**WHAT YOU HAVE TO DO:** Quote all of the data that follows exactly as written, skipping the images.

**EXERCISE INPUTS:**
◆ ◆ ◆ ◆ ◆

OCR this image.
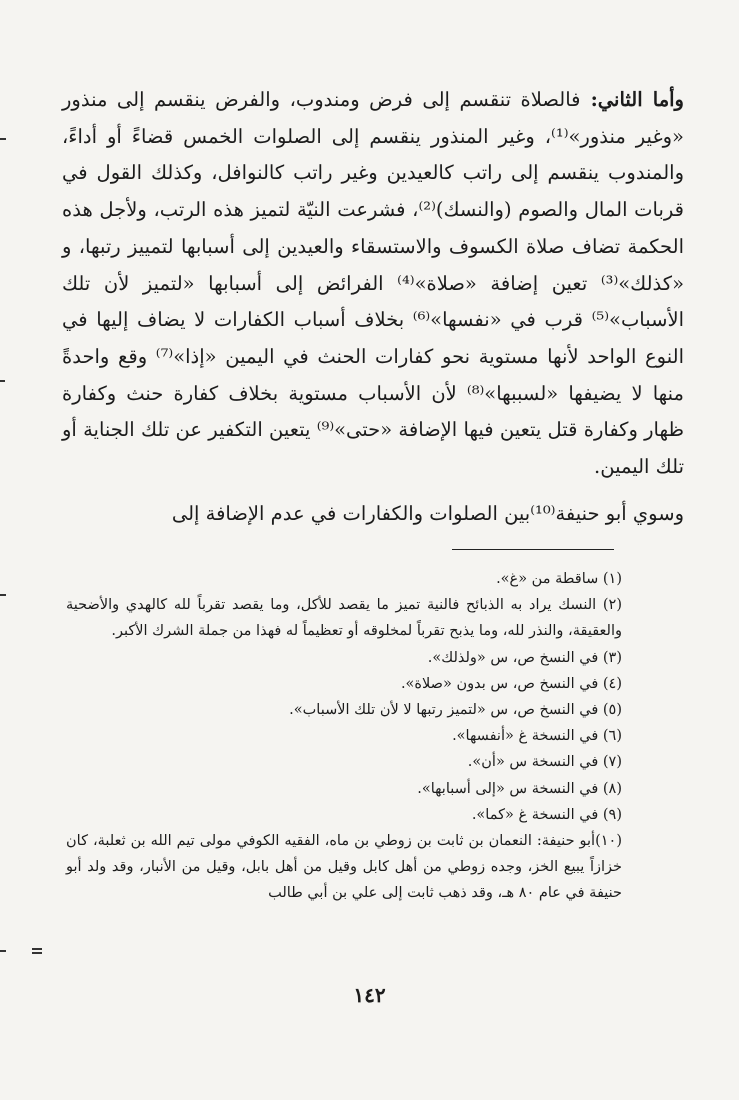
وأما الثاني: فالصلاة تنقسم إلى فرض ومندوب، والفرض ينقسم إلى منذور «وغير منذور»⁽¹⁾، وغير المنذور ينقسم إلى الصلوات الخمس قضاءً أو أداءً، والمندوب ينقسم إلى راتب كالعيدين وغير راتب كالنوافل، وكذلك القول في قربات المال والصوم (والنسك)⁽²⁾، فشرعت النيّة لتميز هذه الرتب، ولأجل هذه الحكمة تضاف صلاة الكسوف والاستسقاء والعيدين إلى أسبابها لتمييز رتبها، و «كذلك»⁽³⁾ تعين إضافة «صلاة»⁽⁴⁾ الفرائض إلى أسبابها «لتميز لأن تلك الأسباب»⁽⁵⁾ قرب في «نفسها»⁽⁶⁾ بخلاف أسباب الكفارات لا يضاف إليها في النوع الواحد لأنها مستوية نحو كفارات الحنث في اليمين «إذا»⁽⁷⁾ وقع واحدةً منها لا يضيفها «لسببها»⁽⁸⁾ لأن الأسباب مستوية بخلاف كفارة حنث وكفارة ظهار وكفارة قتل يتعين فيها الإضافة «حتى»⁽⁹⁾ يتعين التكفير عن تلك الجناية أو تلك اليمين.

وسوي أبو حنيفة⁽¹⁰⁾بين الصلوات والكفارات في عدم الإضافة إلى

(١) ساقطة من «غ».

(٢) النسك يراد به الذبائح فالنية تميز ما يقصد للأكل، وما يقصد تقرباً لله كالهدي والأضحية والعقيقة، والنذر لله، وما يذبح تقرباً لمخلوقه أو تعظيماً له فهذا من جملة الشرك الأكبر.

(٣) في النسخ ص، س «ولذلك».

(٤) في النسخ ص، س بدون «صلاة».

(٥) في النسخ ص، س «لتميز رتبها لا لأن تلك الأسباب».

(٦) في النسخة غ «أنفسها».

(٧) في النسخة س «أن».

(٨) في النسخة س «إلى أسبابها».

(٩) في النسخة غ «كما».

(١٠)أبو حنيفة: النعمان بن ثابت بن زوطي بن ماه، الفقيه الكوفي مولى تيم الله بن ثعلبة، كان خزازاً يبيع الخز، وجده زوطي من أهل كابل وقيل من أهل بابل، وقيل من الأنبار، وقد ولد أبو حنيفة في عام ٨٠ هـ، وقد ذهب ثابت إلى علي بن أبي طالب

١٤٢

◆ ◆ ◆ ◆ ◆

**SOLUTION:**
OCR this image.
وأما الثاني: فالصلاة تنقسم إلى فرض ومندوب، والفرض ينقسم إلى منذور «وغير منذور»⁽¹⁾، وغير المنذور ينقسم إلى الصلوات الخمس قضاءً أو أداءً، والمندوب ينقسم إلى راتب كالعيدين وغير راتب كالنوافل، وكذلك القول في قربات المال والصوم (والنسك)⁽²⁾، فشرعت النيّة لتميز هذه الرتب، ولأجل هذه الحكمة تضاف صلاة الكسوف والاستسقاء والعيدين إلى أسبابها لتمييز رتبها، و «كذلك»⁽³⁾ تعين إضافة «صلاة»⁽⁴⁾ الفرائض إلى أسبابها «لتميز لأن تلك الأسباب»⁽⁵⁾ قرب في «نفسها»⁽⁶⁾ بخلاف أسباب الكفارات لا يضاف إليها في النوع الواحد لأنها مستوية نحو كفارات الحنث في اليمين «إذا»⁽⁷⁾ وقع واحدةً منها لا يضيفها «لسببها»⁽⁸⁾ لأن الأسباب مستوية بخلاف كفارة حنث وكفارة ظهار وكفارة قتل يتعين فيها الإضافة «حتى»⁽⁹⁾ يتعين التكفير عن تلك الجناية أو تلك اليمين.

وسوي أبو حنيفة⁽¹⁰⁾بين الصلوات والكفارات في عدم الإضافة إلى

(١) ساقطة من «غ».

(٢) النسك يراد به الذبائح فالنية تميز ما يقصد للأكل، وما يقصد تقرباً لله كالهدي والأضحية والعقيقة، والنذر لله، وما يذبح تقرباً لمخلوقه أو تعظيماً له فهذا من جملة الشرك الأكبر.

(٣) في النسخ ص، س «ولذلك».

(٤) في النسخ ص، س بدون «صلاة».

(٥) في النسخ ص، س «لتميز رتبها لا لأن تلك الأسباب».

(٦) في النسخة غ «أنفسها».

(٧) في النسخة س «أن».

(٨) في النسخة س «إلى أسبابها».

(٩) في النسخة غ «كما».

(١٠)أبو حنيفة: النعمان بن ثابت بن زوطي بن ماه، الفقيه الكوفي مولى تيم الله بن ثعلبة، كان خزازاً يبيع الخز، وجده زوطي من أهل كابل وقيل من أهل بابل، وقيل من الأنبار، وقد ولد أبو حنيفة في عام ٨٠ هـ، وقد ذهب ثابت إلى علي بن أبي طالب

١٤٢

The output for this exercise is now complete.